WHAT THE TASK REQUIRES ::
Tally the lines that contain "Какова" and report the total alone.

+++ SUPPLIED RECORDS

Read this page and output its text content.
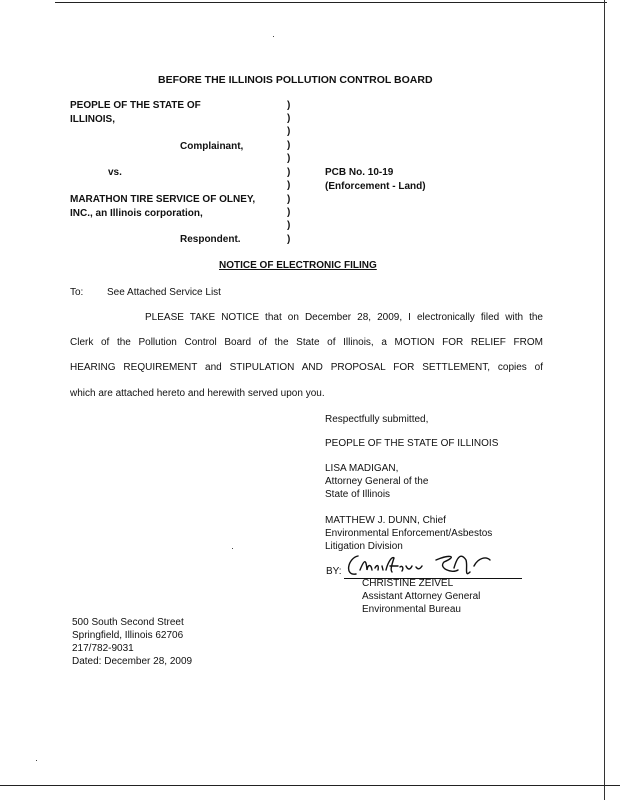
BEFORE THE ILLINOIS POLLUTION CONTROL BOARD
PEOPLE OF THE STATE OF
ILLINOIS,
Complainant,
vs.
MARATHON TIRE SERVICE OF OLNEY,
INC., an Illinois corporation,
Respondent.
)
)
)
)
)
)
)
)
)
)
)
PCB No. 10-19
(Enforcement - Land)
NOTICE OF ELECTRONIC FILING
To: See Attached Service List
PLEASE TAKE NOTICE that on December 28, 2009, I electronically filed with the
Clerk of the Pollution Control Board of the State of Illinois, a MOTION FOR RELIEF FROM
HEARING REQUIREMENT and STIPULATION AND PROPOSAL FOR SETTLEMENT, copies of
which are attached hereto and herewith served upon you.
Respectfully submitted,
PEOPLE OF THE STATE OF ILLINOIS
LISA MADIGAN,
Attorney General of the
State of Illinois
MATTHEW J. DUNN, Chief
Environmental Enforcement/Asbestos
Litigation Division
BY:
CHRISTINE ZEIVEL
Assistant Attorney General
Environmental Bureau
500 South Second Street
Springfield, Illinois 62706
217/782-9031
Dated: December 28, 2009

++++++
+++ SUPPLIED RECORDS

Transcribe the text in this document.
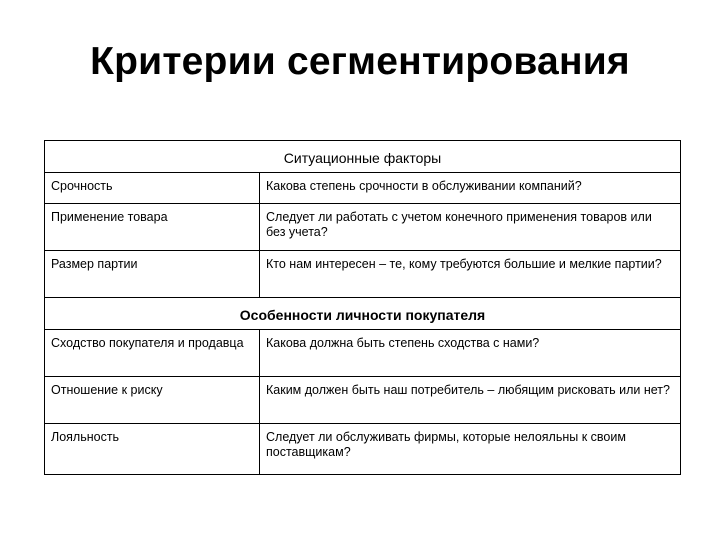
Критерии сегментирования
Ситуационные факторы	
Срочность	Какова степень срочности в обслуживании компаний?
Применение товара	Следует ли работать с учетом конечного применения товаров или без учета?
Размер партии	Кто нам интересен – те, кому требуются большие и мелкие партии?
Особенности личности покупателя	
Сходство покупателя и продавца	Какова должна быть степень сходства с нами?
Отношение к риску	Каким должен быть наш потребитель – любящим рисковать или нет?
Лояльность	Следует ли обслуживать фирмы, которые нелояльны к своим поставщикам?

++++++

RESULT FOR THIS TASK ::
2